[Start of RECORDS FOR THIS TASK]

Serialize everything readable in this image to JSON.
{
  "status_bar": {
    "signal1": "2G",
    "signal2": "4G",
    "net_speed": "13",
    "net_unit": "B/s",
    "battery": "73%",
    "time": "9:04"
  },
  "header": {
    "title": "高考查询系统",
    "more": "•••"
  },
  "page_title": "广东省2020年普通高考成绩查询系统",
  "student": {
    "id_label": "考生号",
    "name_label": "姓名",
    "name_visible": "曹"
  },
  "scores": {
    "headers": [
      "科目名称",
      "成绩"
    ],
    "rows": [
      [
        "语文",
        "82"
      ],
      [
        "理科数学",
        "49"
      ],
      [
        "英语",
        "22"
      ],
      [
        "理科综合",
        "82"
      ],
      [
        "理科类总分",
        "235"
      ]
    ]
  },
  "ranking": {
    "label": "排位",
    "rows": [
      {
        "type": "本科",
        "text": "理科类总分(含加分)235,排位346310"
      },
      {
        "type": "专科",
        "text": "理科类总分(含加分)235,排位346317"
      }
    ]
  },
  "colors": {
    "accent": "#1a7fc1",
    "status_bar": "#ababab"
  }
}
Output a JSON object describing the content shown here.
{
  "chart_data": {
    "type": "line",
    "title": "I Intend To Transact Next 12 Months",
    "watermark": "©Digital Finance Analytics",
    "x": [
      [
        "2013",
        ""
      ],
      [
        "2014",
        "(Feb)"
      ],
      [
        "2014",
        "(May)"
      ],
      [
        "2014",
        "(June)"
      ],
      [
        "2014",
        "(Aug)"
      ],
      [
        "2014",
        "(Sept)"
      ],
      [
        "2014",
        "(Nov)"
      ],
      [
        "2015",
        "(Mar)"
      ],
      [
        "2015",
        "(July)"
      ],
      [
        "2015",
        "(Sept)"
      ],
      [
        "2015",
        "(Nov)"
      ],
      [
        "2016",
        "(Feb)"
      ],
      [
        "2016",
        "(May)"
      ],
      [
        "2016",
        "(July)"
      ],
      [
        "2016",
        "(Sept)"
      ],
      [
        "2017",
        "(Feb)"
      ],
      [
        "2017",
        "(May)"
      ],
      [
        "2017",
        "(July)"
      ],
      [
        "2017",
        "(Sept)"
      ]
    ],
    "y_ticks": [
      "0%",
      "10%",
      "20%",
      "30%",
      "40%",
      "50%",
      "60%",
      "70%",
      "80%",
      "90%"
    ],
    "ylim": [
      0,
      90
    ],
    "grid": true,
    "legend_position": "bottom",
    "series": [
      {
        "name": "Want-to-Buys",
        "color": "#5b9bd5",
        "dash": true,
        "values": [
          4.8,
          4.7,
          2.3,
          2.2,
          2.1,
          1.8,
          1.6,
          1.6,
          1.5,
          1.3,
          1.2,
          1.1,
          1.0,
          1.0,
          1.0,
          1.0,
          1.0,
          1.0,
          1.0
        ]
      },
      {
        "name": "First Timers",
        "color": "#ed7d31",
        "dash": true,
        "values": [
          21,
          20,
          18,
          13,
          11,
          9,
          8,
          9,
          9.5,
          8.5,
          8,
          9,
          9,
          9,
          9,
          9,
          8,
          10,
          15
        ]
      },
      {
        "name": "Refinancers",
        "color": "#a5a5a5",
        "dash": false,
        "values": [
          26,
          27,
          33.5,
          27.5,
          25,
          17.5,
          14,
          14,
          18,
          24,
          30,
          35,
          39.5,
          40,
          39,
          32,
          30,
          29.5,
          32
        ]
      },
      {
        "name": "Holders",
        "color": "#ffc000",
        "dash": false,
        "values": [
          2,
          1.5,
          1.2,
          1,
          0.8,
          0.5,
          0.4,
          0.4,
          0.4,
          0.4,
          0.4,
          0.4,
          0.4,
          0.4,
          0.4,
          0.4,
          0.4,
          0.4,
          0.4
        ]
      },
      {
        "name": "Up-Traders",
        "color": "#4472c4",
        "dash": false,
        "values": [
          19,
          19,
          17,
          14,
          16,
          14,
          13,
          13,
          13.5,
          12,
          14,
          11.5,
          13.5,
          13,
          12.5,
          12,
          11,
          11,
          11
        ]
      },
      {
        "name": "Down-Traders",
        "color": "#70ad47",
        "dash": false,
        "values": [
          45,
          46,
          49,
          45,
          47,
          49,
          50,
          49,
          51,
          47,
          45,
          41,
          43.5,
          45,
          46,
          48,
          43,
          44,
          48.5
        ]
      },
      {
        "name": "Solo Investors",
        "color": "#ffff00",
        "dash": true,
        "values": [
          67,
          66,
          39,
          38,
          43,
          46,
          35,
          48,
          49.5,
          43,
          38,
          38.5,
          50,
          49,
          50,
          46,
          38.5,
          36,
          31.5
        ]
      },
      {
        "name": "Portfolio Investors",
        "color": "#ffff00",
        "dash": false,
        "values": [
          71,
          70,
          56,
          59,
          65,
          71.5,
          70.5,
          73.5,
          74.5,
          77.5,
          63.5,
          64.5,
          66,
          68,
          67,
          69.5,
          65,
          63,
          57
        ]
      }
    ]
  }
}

[End of RECORDS FOR THIS TASK]

DIRECTIVE. Output all records verbatim.

THE OUTPUT.
Serialize everything readable in this image to JSON.
{
  "status_bar": {
    "signal1": "2G",
    "signal2": "4G",
    "net_speed": "13",
    "net_unit": "B/s",
    "battery": "73%",
    "time": "9:04"
  },
  "header": {
    "title": "高考查询系统",
    "more": "•••"
  },
  "page_title": "广东省2020年普通高考成绩查询系统",
  "student": {
    "id_label": "考生号",
    "name_label": "姓名",
    "name_visible": "曹"
  },
  "scores": {
    "headers": [
      "科目名称",
      "成绩"
    ],
    "rows": [
      [
        "语文",
        "82"
      ],
      [
        "理科数学",
        "49"
      ],
      [
        "英语",
        "22"
      ],
      [
        "理科综合",
        "82"
      ],
      [
        "理科类总分",
        "235"
      ]
    ]
  },
  "ranking": {
    "label": "排位",
    "rows": [
      {
        "type": "本科",
        "text": "理科类总分(含加分)235,排位346310"
      },
      {
        "type": "专科",
        "text": "理科类总分(含加分)235,排位346317"
      }
    ]
  },
  "colors": {
    "accent": "#1a7fc1",
    "status_bar": "#ababab"
  }
}
Output a JSON object describing the content shown here.
{
  "chart_data": {
    "type": "line",
    "title": "I Intend To Transact Next 12 Months",
    "watermark": "©Digital Finance Analytics",
    "x": [
      [
        "2013",
        ""
      ],
      [
        "2014",
        "(Feb)"
      ],
      [
        "2014",
        "(May)"
      ],
      [
        "2014",
        "(June)"
      ],
      [
        "2014",
        "(Aug)"
      ],
      [
        "2014",
        "(Sept)"
      ],
      [
        "2014",
        "(Nov)"
      ],
      [
        "2015",
        "(Mar)"
      ],
      [
        "2015",
        "(July)"
      ],
      [
        "2015",
        "(Sept)"
      ],
      [
        "2015",
        "(Nov)"
      ],
      [
        "2016",
        "(Feb)"
      ],
      [
        "2016",
        "(May)"
      ],
      [
        "2016",
        "(July)"
      ],
      [
        "2016",
        "(Sept)"
      ],
      [
        "2017",
        "(Feb)"
      ],
      [
        "2017",
        "(May)"
      ],
      [
        "2017",
        "(July)"
      ],
      [
        "2017",
        "(Sept)"
      ]
    ],
    "y_ticks": [
      "0%",
      "10%",
      "20%",
      "30%",
      "40%",
      "50%",
      "60%",
      "70%",
      "80%",
      "90%"
    ],
    "ylim": [
      0,
      90
    ],
    "grid": true,
    "legend_position": "bottom",
    "series": [
      {
        "name": "Want-to-Buys",
        "color": "#5b9bd5",
        "dash": true,
        "values": [
          4.8,
          4.7,
          2.3,
          2.2,
          2.1,
          1.8,
          1.6,
          1.6,
          1.5,
          1.3,
          1.2,
          1.1,
          1.0,
          1.0,
          1.0,
          1.0,
          1.0,
          1.0,
          1.0
        ]
      },
      {
        "name": "First Timers",
        "color": "#ed7d31",
        "dash": true,
        "values": [
          21,
          20,
          18,
          13,
          11,
          9,
          8,
          9,
          9.5,
          8.5,
          8,
          9,
          9,
          9,
          9,
          9,
          8,
          10,
          15
        ]
      },
      {
        "name": "Refinancers",
        "color": "#a5a5a5",
        "dash": false,
        "values": [
          26,
          27,
          33.5,
          27.5,
          25,
          17.5,
          14,
          14,
          18,
          24,
          30,
          35,
          39.5,
          40,
          39,
          32,
          30,
          29.5,
          32
        ]
      },
      {
        "name": "Holders",
        "color": "#ffc000",
        "dash": false,
        "values": [
          2,
          1.5,
          1.2,
          1,
          0.8,
          0.5,
          0.4,
          0.4,
          0.4,
          0.4,
          0.4,
          0.4,
          0.4,
          0.4,
          0.4,
          0.4,
          0.4,
          0.4,
          0.4
        ]
      },
      {
        "name": "Up-Traders",
        "color": "#4472c4",
        "dash": false,
        "values": [
          19,
          19,
          17,
          14,
          16,
          14,
          13,
          13,
          13.5,
          12,
          14,
          11.5,
          13.5,
          13,
          12.5,
          12,
          11,
          11,
          11
        ]
      },
      {
        "name": "Down-Traders",
        "color": "#70ad47",
        "dash": false,
        "values": [
          45,
          46,
          49,
          45,
          47,
          49,
          50,
          49,
          51,
          47,
          45,
          41,
          43.5,
          45,
          46,
          48,
          43,
          44,
          48.5
        ]
      },
      {
        "name": "Solo Investors",
        "color": "#ffff00",
        "dash": true,
        "values": [
          67,
          66,
          39,
          38,
          43,
          46,
          35,
          48,
          49.5,
          43,
          38,
          38.5,
          50,
          49,
          50,
          46,
          38.5,
          36,
          31.5
        ]
      },
      {
        "name": "Portfolio Investors",
        "color": "#ffff00",
        "dash": false,
        "values": [
          71,
          70,
          56,
          59,
          65,
          71.5,
          70.5,
          73.5,
          74.5,
          77.5,
          63.5,
          64.5,
          66,
          68,
          67,
          69.5,
          65,
          63,
          57
        ]
      }
    ]
  }
}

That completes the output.